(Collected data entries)
|---|
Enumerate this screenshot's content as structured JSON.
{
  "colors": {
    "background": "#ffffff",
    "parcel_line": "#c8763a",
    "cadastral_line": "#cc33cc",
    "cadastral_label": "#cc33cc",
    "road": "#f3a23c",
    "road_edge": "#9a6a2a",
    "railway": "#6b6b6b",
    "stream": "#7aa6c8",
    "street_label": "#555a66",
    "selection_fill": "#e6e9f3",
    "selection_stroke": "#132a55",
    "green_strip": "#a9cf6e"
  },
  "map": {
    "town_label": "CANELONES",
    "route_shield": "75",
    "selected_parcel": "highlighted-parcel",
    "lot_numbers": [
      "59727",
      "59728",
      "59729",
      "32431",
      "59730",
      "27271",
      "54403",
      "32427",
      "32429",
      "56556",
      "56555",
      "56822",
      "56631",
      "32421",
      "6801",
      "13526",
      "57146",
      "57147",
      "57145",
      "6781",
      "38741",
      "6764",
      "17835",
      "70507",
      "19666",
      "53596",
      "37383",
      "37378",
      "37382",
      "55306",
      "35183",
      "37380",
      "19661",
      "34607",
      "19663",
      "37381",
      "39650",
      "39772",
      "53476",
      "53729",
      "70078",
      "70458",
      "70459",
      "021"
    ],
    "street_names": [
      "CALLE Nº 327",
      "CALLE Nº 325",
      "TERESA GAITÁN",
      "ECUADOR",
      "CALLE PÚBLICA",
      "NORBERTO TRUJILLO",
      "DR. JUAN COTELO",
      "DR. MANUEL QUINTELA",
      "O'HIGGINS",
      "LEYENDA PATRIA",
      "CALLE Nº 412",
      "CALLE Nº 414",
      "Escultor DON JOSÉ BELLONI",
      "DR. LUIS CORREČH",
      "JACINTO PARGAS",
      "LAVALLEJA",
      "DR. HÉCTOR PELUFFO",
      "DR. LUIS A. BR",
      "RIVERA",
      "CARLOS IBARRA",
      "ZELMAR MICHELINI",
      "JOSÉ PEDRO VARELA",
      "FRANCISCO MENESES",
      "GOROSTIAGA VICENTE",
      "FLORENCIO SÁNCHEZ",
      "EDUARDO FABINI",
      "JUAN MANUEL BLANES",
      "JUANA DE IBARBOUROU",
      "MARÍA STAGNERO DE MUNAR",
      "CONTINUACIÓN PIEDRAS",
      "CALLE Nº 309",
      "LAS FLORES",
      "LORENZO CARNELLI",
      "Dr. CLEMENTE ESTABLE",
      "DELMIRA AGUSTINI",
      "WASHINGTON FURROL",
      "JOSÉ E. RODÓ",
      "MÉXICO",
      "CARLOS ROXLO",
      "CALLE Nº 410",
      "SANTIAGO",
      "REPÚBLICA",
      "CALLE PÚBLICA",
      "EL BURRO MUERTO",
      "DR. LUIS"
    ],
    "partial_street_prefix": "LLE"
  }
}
|---|
» **Exercise prompt**:
Restate all of the entries exactly, please.

» **Answer for this exercise**:
Enumerate this screenshot's content as structured JSON.
{
  "colors": {
    "background": "#ffffff",
    "parcel_line": "#c8763a",
    "cadastral_line": "#cc33cc",
    "cadastral_label": "#cc33cc",
    "road": "#f3a23c",
    "road_edge": "#9a6a2a",
    "railway": "#6b6b6b",
    "stream": "#7aa6c8",
    "street_label": "#555a66",
    "selection_fill": "#e6e9f3",
    "selection_stroke": "#132a55",
    "green_strip": "#a9cf6e"
  },
  "map": {
    "town_label": "CANELONES",
    "route_shield": "75",
    "selected_parcel": "highlighted-parcel",
    "lot_numbers": [
      "59727",
      "59728",
      "59729",
      "32431",
      "59730",
      "27271",
      "54403",
      "32427",
      "32429",
      "56556",
      "56555",
      "56822",
      "56631",
      "32421",
      "6801",
      "13526",
      "57146",
      "57147",
      "57145",
      "6781",
      "38741",
      "6764",
      "17835",
      "70507",
      "19666",
      "53596",
      "37383",
      "37378",
      "37382",
      "55306",
      "35183",
      "37380",
      "19661",
      "34607",
      "19663",
      "37381",
      "39650",
      "39772",
      "53476",
      "53729",
      "70078",
      "70458",
      "70459",
      "021"
    ],
    "street_names": [
      "CALLE Nº 327",
      "CALLE Nº 325",
      "TERESA GAITÁN",
      "ECUADOR",
      "CALLE PÚBLICA",
      "NORBERTO TRUJILLO",
      "DR. JUAN COTELO",
      "DR. MANUEL QUINTELA",
      "O'HIGGINS",
      "LEYENDA PATRIA",
      "CALLE Nº 412",
      "CALLE Nº 414",
      "Escultor DON JOSÉ BELLONI",
      "DR. LUIS CORREČH",
      "JACINTO PARGAS",
      "LAVALLEJA",
      "DR. HÉCTOR PELUFFO",
      "DR. LUIS A. BR",
      "RIVERA",
      "CARLOS IBARRA",
      "ZELMAR MICHELINI",
      "JOSÉ PEDRO VARELA",
      "FRANCISCO MENESES",
      "GOROSTIAGA VICENTE",
      "FLORENCIO SÁNCHEZ",
      "EDUARDO FABINI",
      "JUAN MANUEL BLANES",
      "JUANA DE IBARBOUROU",
      "MARÍA STAGNERO DE MUNAR",
      "CONTINUACIÓN PIEDRAS",
      "CALLE Nº 309",
      "LAS FLORES",
      "LORENZO CARNELLI",
      "Dr. CLEMENTE ESTABLE",
      "DELMIRA AGUSTINI",
      "WASHINGTON FURROL",
      "JOSÉ E. RODÓ",
      "MÉXICO",
      "CARLOS ROXLO",
      "CALLE Nº 410",
      "SANTIAGO",
      "REPÚBLICA",
      "CALLE PÚBLICA",
      "EL BURRO MUERTO",
      "DR. LUIS"
    ],
    "partial_street_prefix": "LLE"
  }
}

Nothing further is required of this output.